→ Task description:
Produce a word-for-word copy of the listing below without its pictures.

>> begin Input for this task

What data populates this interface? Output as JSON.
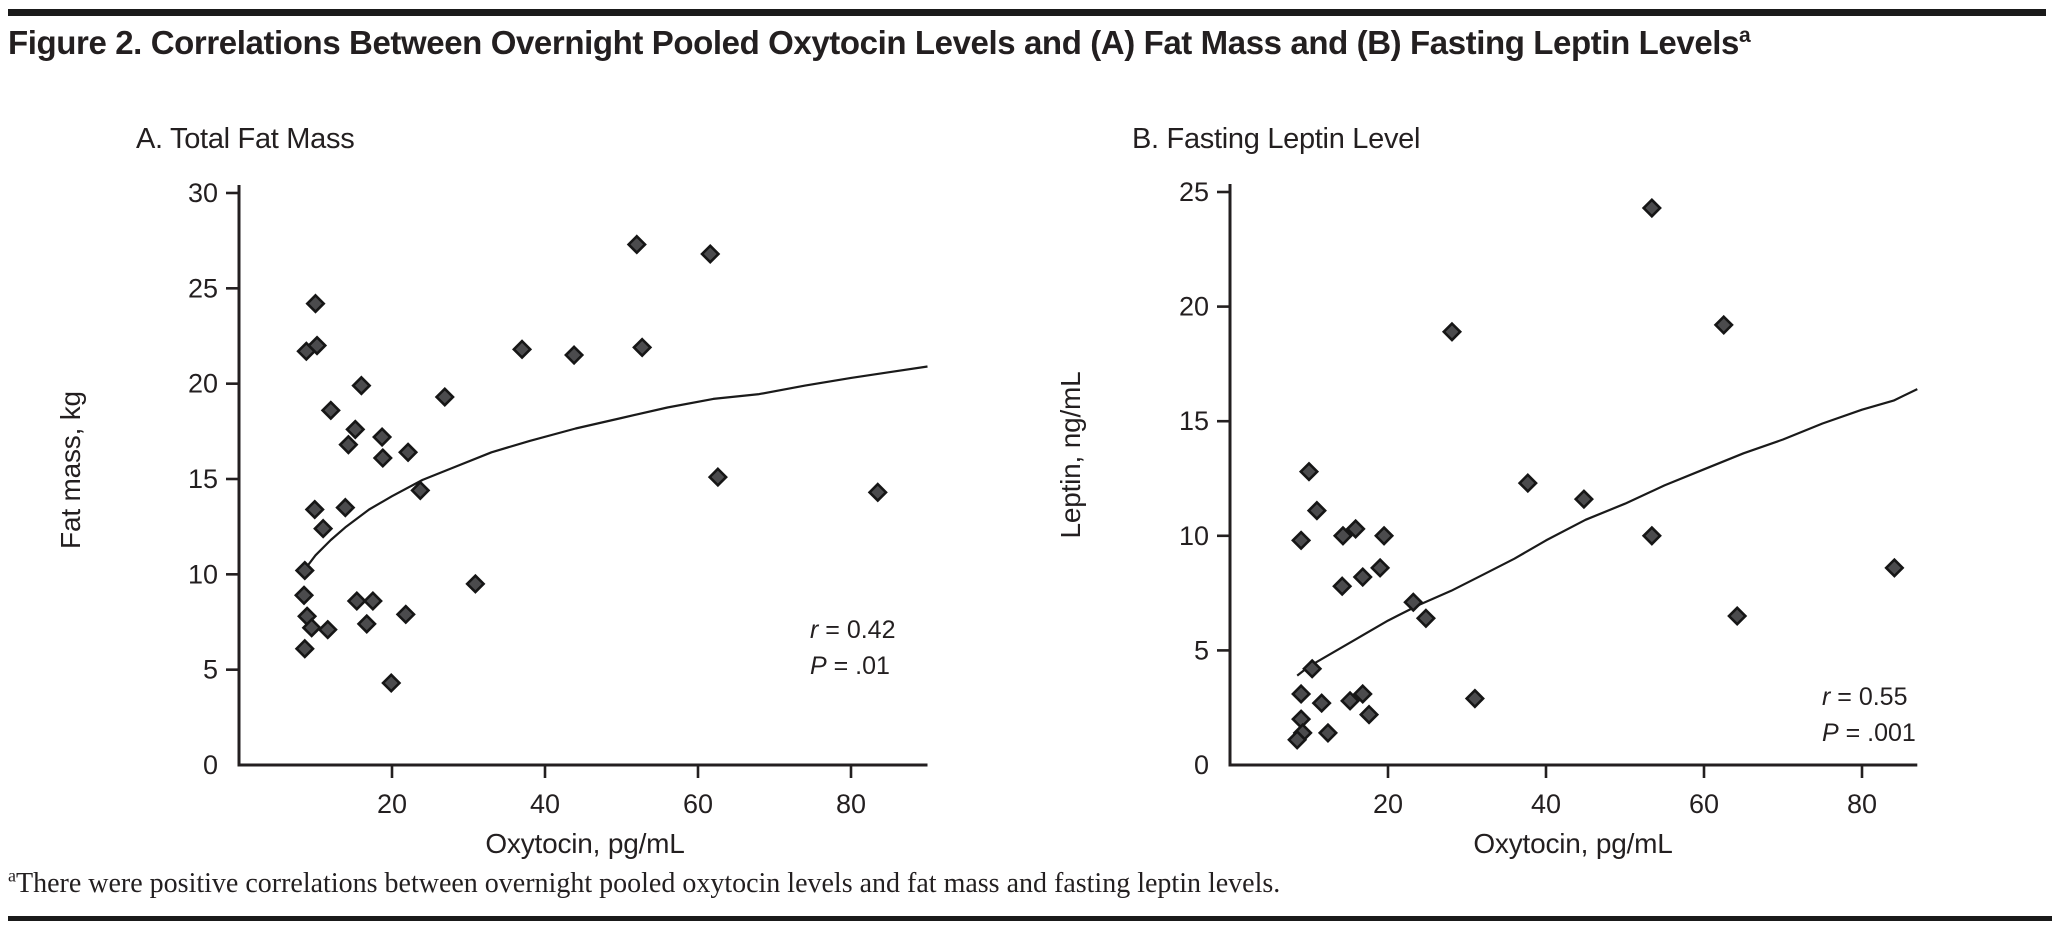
{
  "header": {
    "title": "Figure 2. Correlations Between Overnight Pooled Oxytocin Levels and (A) Fat Mass and (B) Fasting Leptin Levels",
    "title_superscript": "a"
  },
  "footer": {
    "superscript": "a",
    "text": "There were positive correlations between overnight pooled oxytocin levels and fat mass and fasting leptin levels."
  },
  "colors": {
    "text": "#231f20",
    "axis": "#231f20",
    "marker_fill": "#4b4b4d",
    "marker_stroke": "#161616",
    "trend_line": "#1a1a1a",
    "rule": "#1a1a1a"
  },
  "chart_data": [
    {
      "type": "scatter",
      "panel_label": "A. Total Fat Mass",
      "xlabel": "Oxytocin, pg/mL",
      "ylabel": "Fat mass, kg",
      "xlim": [
        0,
        90
      ],
      "ylim": [
        0,
        30
      ],
      "xticks": [
        20,
        40,
        60,
        80
      ],
      "yticks": [
        0,
        5,
        10,
        15,
        20,
        25,
        30
      ],
      "grid": false,
      "annotation": {
        "line1": "r = 0.42",
        "line2": "P = .01"
      },
      "marker": "diamond",
      "points": [
        [
          8.8,
          21.7
        ],
        [
          10.2,
          22.0
        ],
        [
          10.0,
          24.2
        ],
        [
          12.0,
          18.6
        ],
        [
          16.0,
          19.9
        ],
        [
          26.9,
          19.3
        ],
        [
          37.0,
          21.8
        ],
        [
          43.8,
          21.5
        ],
        [
          52.0,
          27.3
        ],
        [
          52.7,
          21.9
        ],
        [
          61.6,
          26.8
        ],
        [
          15.2,
          17.6
        ],
        [
          14.3,
          16.8
        ],
        [
          18.7,
          17.2
        ],
        [
          18.8,
          16.1
        ],
        [
          22.1,
          16.4
        ],
        [
          23.7,
          14.4
        ],
        [
          9.9,
          13.4
        ],
        [
          13.9,
          13.5
        ],
        [
          11.0,
          12.4
        ],
        [
          8.6,
          10.2
        ],
        [
          8.5,
          8.9
        ],
        [
          8.9,
          7.8
        ],
        [
          9.5,
          7.2
        ],
        [
          8.6,
          6.1
        ],
        [
          11.6,
          7.1
        ],
        [
          15.4,
          8.6
        ],
        [
          17.5,
          8.6
        ],
        [
          16.7,
          7.4
        ],
        [
          21.8,
          7.9
        ],
        [
          19.9,
          4.3
        ],
        [
          30.9,
          9.5
        ],
        [
          62.6,
          15.1
        ],
        [
          83.5,
          14.3
        ]
      ],
      "trend": [
        [
          8.5,
          10.2
        ],
        [
          10,
          11.0
        ],
        [
          12,
          11.8
        ],
        [
          14,
          12.5
        ],
        [
          17,
          13.4
        ],
        [
          20,
          14.1
        ],
        [
          24,
          14.95
        ],
        [
          28,
          15.6
        ],
        [
          33,
          16.4
        ],
        [
          38,
          17.0
        ],
        [
          44,
          17.65
        ],
        [
          50,
          18.2
        ],
        [
          56,
          18.75
        ],
        [
          62,
          19.2
        ],
        [
          68,
          19.45
        ],
        [
          74,
          19.9
        ],
        [
          80,
          20.3
        ],
        [
          85,
          20.6
        ],
        [
          90,
          20.9
        ]
      ]
    },
    {
      "type": "scatter",
      "panel_label": "B. Fasting Leptin Level",
      "xlabel": "Oxytocin, pg/mL",
      "ylabel": "Leptin, ng/mL",
      "xlim": [
        0,
        87
      ],
      "ylim": [
        0,
        25
      ],
      "xticks": [
        20,
        40,
        60,
        80
      ],
      "yticks": [
        0,
        5,
        10,
        15,
        20,
        25
      ],
      "grid": false,
      "annotation": {
        "line1": "r = 0.55",
        "line2": "P = .001"
      },
      "marker": "diamond",
      "points": [
        [
          53.4,
          24.3
        ],
        [
          28.1,
          18.9
        ],
        [
          62.5,
          19.2
        ],
        [
          10.0,
          12.8
        ],
        [
          11.0,
          11.1
        ],
        [
          9.0,
          9.8
        ],
        [
          14.3,
          10.0
        ],
        [
          15.9,
          10.3
        ],
        [
          19.5,
          10.0
        ],
        [
          37.7,
          12.3
        ],
        [
          44.8,
          11.6
        ],
        [
          53.4,
          10.0
        ],
        [
          19.0,
          8.6
        ],
        [
          16.8,
          8.2
        ],
        [
          14.2,
          7.8
        ],
        [
          23.2,
          7.1
        ],
        [
          24.8,
          6.4
        ],
        [
          84.1,
          8.6
        ],
        [
          64.2,
          6.5
        ],
        [
          10.4,
          4.2
        ],
        [
          9.0,
          3.1
        ],
        [
          11.6,
          2.7
        ],
        [
          15.2,
          2.8
        ],
        [
          16.8,
          3.1
        ],
        [
          17.6,
          2.2
        ],
        [
          9.0,
          2.0
        ],
        [
          9.2,
          1.4
        ],
        [
          12.4,
          1.4
        ],
        [
          8.5,
          1.1
        ],
        [
          31.0,
          2.9
        ]
      ],
      "trend": [
        [
          8.5,
          3.9
        ],
        [
          10,
          4.3
        ],
        [
          13,
          4.9
        ],
        [
          16,
          5.5
        ],
        [
          20,
          6.3
        ],
        [
          24,
          7.0
        ],
        [
          28,
          7.6
        ],
        [
          32,
          8.3
        ],
        [
          36,
          9.0
        ],
        [
          40,
          9.8
        ],
        [
          45,
          10.7
        ],
        [
          50,
          11.4
        ],
        [
          55,
          12.2
        ],
        [
          60,
          12.9
        ],
        [
          65,
          13.6
        ],
        [
          70,
          14.2
        ],
        [
          75,
          14.9
        ],
        [
          80,
          15.5
        ],
        [
          84,
          15.9
        ],
        [
          87,
          16.4
        ]
      ]
    }
  ]
}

>> end Input for this task

→ The answer:
What data populates this interface? Output as JSON.
{
  "header": {
    "title": "Figure 2. Correlations Between Overnight Pooled Oxytocin Levels and (A) Fat Mass and (B) Fasting Leptin Levels",
    "title_superscript": "a"
  },
  "footer": {
    "superscript": "a",
    "text": "There were positive correlations between overnight pooled oxytocin levels and fat mass and fasting leptin levels."
  },
  "colors": {
    "text": "#231f20",
    "axis": "#231f20",
    "marker_fill": "#4b4b4d",
    "marker_stroke": "#161616",
    "trend_line": "#1a1a1a",
    "rule": "#1a1a1a"
  },
  "chart_data": [
    {
      "type": "scatter",
      "panel_label": "A. Total Fat Mass",
      "xlabel": "Oxytocin, pg/mL",
      "ylabel": "Fat mass, kg",
      "xlim": [
        0,
        90
      ],
      "ylim": [
        0,
        30
      ],
      "xticks": [
        20,
        40,
        60,
        80
      ],
      "yticks": [
        0,
        5,
        10,
        15,
        20,
        25,
        30
      ],
      "grid": false,
      "annotation": {
        "line1": "r = 0.42",
        "line2": "P = .01"
      },
      "marker": "diamond",
      "points": [
        [
          8.8,
          21.7
        ],
        [
          10.2,
          22.0
        ],
        [
          10.0,
          24.2
        ],
        [
          12.0,
          18.6
        ],
        [
          16.0,
          19.9
        ],
        [
          26.9,
          19.3
        ],
        [
          37.0,
          21.8
        ],
        [
          43.8,
          21.5
        ],
        [
          52.0,
          27.3
        ],
        [
          52.7,
          21.9
        ],
        [
          61.6,
          26.8
        ],
        [
          15.2,
          17.6
        ],
        [
          14.3,
          16.8
        ],
        [
          18.7,
          17.2
        ],
        [
          18.8,
          16.1
        ],
        [
          22.1,
          16.4
        ],
        [
          23.7,
          14.4
        ],
        [
          9.9,
          13.4
        ],
        [
          13.9,
          13.5
        ],
        [
          11.0,
          12.4
        ],
        [
          8.6,
          10.2
        ],
        [
          8.5,
          8.9
        ],
        [
          8.9,
          7.8
        ],
        [
          9.5,
          7.2
        ],
        [
          8.6,
          6.1
        ],
        [
          11.6,
          7.1
        ],
        [
          15.4,
          8.6
        ],
        [
          17.5,
          8.6
        ],
        [
          16.7,
          7.4
        ],
        [
          21.8,
          7.9
        ],
        [
          19.9,
          4.3
        ],
        [
          30.9,
          9.5
        ],
        [
          62.6,
          15.1
        ],
        [
          83.5,
          14.3
        ]
      ],
      "trend": [
        [
          8.5,
          10.2
        ],
        [
          10,
          11.0
        ],
        [
          12,
          11.8
        ],
        [
          14,
          12.5
        ],
        [
          17,
          13.4
        ],
        [
          20,
          14.1
        ],
        [
          24,
          14.95
        ],
        [
          28,
          15.6
        ],
        [
          33,
          16.4
        ],
        [
          38,
          17.0
        ],
        [
          44,
          17.65
        ],
        [
          50,
          18.2
        ],
        [
          56,
          18.75
        ],
        [
          62,
          19.2
        ],
        [
          68,
          19.45
        ],
        [
          74,
          19.9
        ],
        [
          80,
          20.3
        ],
        [
          85,
          20.6
        ],
        [
          90,
          20.9
        ]
      ]
    },
    {
      "type": "scatter",
      "panel_label": "B. Fasting Leptin Level",
      "xlabel": "Oxytocin, pg/mL",
      "ylabel": "Leptin, ng/mL",
      "xlim": [
        0,
        87
      ],
      "ylim": [
        0,
        25
      ],
      "xticks": [
        20,
        40,
        60,
        80
      ],
      "yticks": [
        0,
        5,
        10,
        15,
        20,
        25
      ],
      "grid": false,
      "annotation": {
        "line1": "r = 0.55",
        "line2": "P = .001"
      },
      "marker": "diamond",
      "points": [
        [
          53.4,
          24.3
        ],
        [
          28.1,
          18.9
        ],
        [
          62.5,
          19.2
        ],
        [
          10.0,
          12.8
        ],
        [
          11.0,
          11.1
        ],
        [
          9.0,
          9.8
        ],
        [
          14.3,
          10.0
        ],
        [
          15.9,
          10.3
        ],
        [
          19.5,
          10.0
        ],
        [
          37.7,
          12.3
        ],
        [
          44.8,
          11.6
        ],
        [
          53.4,
          10.0
        ],
        [
          19.0,
          8.6
        ],
        [
          16.8,
          8.2
        ],
        [
          14.2,
          7.8
        ],
        [
          23.2,
          7.1
        ],
        [
          24.8,
          6.4
        ],
        [
          84.1,
          8.6
        ],
        [
          64.2,
          6.5
        ],
        [
          10.4,
          4.2
        ],
        [
          9.0,
          3.1
        ],
        [
          11.6,
          2.7
        ],
        [
          15.2,
          2.8
        ],
        [
          16.8,
          3.1
        ],
        [
          17.6,
          2.2
        ],
        [
          9.0,
          2.0
        ],
        [
          9.2,
          1.4
        ],
        [
          12.4,
          1.4
        ],
        [
          8.5,
          1.1
        ],
        [
          31.0,
          2.9
        ]
      ],
      "trend": [
        [
          8.5,
          3.9
        ],
        [
          10,
          4.3
        ],
        [
          13,
          4.9
        ],
        [
          16,
          5.5
        ],
        [
          20,
          6.3
        ],
        [
          24,
          7.0
        ],
        [
          28,
          7.6
        ],
        [
          32,
          8.3
        ],
        [
          36,
          9.0
        ],
        [
          40,
          9.8
        ],
        [
          45,
          10.7
        ],
        [
          50,
          11.4
        ],
        [
          55,
          12.2
        ],
        [
          60,
          12.9
        ],
        [
          65,
          13.6
        ],
        [
          70,
          14.2
        ],
        [
          75,
          14.9
        ],
        [
          80,
          15.5
        ],
        [
          84,
          15.9
        ],
        [
          87,
          16.4
        ]
      ]
    }
  ]
}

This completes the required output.